--- INSTRUCTIONS FOR THE TASK ---
Which lines in the records below contain the word "Loss"? Copy each one out.

-- begin MATERIAL FOR THIS EXERCISE --

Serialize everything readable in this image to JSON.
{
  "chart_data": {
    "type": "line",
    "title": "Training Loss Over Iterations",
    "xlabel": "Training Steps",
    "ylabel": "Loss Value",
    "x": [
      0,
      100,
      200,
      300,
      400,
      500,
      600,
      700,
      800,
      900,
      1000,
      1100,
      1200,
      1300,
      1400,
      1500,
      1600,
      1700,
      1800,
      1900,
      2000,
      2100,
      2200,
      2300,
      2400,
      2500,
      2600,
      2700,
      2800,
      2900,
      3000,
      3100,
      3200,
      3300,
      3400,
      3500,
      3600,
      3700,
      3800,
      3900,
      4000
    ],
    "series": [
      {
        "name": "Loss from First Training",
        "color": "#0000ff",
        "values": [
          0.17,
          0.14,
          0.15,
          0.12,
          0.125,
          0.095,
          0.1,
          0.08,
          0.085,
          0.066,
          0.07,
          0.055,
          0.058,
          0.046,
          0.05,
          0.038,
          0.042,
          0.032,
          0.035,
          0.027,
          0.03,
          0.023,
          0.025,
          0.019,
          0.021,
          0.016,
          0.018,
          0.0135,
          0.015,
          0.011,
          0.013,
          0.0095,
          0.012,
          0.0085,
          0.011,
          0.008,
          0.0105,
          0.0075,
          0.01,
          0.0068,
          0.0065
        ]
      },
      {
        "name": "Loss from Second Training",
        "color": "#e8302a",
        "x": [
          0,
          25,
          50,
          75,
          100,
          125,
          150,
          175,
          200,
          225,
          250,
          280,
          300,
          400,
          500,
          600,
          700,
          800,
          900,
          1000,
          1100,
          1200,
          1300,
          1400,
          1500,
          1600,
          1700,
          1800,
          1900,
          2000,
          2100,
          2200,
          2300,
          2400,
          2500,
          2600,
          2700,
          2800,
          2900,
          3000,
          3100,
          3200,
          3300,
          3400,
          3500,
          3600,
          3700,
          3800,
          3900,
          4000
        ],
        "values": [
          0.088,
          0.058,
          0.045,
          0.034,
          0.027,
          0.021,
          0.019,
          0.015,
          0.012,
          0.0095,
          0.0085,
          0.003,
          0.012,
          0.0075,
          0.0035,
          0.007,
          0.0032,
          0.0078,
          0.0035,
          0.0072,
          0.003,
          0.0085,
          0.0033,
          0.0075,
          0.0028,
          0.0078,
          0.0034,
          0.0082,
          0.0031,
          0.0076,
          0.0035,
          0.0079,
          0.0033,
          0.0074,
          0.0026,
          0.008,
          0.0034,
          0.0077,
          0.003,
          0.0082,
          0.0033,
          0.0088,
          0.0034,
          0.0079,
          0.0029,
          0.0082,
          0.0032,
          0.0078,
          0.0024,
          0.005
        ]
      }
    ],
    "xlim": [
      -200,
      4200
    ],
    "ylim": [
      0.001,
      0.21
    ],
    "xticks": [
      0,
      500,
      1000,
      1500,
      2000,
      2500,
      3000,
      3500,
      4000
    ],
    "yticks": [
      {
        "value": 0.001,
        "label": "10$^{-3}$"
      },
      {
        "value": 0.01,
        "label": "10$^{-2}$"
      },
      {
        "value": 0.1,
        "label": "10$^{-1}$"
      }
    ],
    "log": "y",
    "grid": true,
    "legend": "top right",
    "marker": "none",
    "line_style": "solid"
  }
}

-- end MATERIAL FOR THIS EXERCISE --

--- SOLUTION FOR THIS TASK ---
    "title": "Training Loss Over Iterations",
    "ylabel": "Loss Value",
        "name": "Loss from First Training",
        "name": "Loss from Second Training",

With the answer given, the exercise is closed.